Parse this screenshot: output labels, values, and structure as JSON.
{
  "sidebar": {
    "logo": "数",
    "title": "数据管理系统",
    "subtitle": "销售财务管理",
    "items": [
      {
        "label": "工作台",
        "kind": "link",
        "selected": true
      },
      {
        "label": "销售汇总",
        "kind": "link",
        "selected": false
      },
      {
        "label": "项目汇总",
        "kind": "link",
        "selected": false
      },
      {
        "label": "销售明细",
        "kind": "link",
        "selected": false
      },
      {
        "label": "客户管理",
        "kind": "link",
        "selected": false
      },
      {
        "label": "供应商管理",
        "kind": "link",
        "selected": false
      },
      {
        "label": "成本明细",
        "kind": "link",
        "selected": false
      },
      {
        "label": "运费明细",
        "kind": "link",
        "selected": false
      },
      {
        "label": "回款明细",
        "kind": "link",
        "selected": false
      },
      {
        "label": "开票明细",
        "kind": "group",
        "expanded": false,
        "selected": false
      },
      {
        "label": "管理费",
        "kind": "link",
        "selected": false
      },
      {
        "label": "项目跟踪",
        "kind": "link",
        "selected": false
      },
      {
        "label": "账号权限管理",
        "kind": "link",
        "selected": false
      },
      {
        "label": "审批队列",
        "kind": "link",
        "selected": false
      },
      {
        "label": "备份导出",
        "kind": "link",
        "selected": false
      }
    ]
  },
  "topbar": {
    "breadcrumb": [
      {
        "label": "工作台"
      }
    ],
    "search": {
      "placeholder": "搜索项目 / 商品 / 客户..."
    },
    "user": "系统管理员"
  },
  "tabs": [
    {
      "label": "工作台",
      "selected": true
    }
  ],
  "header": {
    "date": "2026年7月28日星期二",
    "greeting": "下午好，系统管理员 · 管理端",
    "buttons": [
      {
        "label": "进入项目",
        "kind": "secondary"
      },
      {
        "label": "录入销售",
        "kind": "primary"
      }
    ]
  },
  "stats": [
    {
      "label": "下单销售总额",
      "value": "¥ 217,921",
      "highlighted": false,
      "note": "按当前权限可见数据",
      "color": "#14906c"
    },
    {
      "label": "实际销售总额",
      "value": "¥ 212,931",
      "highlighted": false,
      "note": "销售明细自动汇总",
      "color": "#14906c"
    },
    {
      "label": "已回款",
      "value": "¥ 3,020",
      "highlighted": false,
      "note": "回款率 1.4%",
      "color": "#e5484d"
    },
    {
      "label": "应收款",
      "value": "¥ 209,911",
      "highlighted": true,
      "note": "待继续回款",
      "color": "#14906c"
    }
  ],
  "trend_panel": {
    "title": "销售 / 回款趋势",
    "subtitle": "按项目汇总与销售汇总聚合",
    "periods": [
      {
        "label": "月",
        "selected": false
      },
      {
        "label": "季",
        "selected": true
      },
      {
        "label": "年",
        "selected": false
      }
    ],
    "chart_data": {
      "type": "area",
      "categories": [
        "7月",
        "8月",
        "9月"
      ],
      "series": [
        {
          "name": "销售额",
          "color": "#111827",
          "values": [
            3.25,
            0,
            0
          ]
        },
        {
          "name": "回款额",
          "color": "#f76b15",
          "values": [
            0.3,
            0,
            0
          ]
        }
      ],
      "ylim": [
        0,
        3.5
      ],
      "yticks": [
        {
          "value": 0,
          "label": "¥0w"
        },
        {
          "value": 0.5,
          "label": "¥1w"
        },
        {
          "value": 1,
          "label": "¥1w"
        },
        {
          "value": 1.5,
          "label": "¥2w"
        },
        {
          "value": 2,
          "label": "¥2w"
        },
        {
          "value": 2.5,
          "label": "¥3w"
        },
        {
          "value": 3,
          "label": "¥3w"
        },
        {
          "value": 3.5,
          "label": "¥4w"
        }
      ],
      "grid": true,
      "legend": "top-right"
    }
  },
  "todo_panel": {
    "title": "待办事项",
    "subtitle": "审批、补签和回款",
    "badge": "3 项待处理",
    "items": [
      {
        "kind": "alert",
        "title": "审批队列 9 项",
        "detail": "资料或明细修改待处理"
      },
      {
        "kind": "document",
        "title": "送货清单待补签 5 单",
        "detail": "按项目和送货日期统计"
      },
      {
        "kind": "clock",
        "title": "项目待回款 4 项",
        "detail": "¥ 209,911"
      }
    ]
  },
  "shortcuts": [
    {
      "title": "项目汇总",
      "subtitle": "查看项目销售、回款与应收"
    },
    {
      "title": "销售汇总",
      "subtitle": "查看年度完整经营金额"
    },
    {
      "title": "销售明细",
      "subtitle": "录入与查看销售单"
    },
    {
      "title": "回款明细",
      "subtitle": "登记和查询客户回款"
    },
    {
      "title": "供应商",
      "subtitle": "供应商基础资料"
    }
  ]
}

-=-=-=-=-

▸ **Exercise prompt**
Select and copy every line from the records that includes the word "subtitle".

▸ **Response**
    "subtitle": "销售财务管理",
    "subtitle": "按项目汇总与销售汇总聚合",
    "subtitle": "审批、补签和回款",
      "subtitle": "查看项目销售、回款与应收"
      "subtitle": "查看年度完整经营金额"
      "subtitle": "录入与查看销售单"
      "subtitle": "登记和查询客户回款"
      "subtitle": "供应商基础资料"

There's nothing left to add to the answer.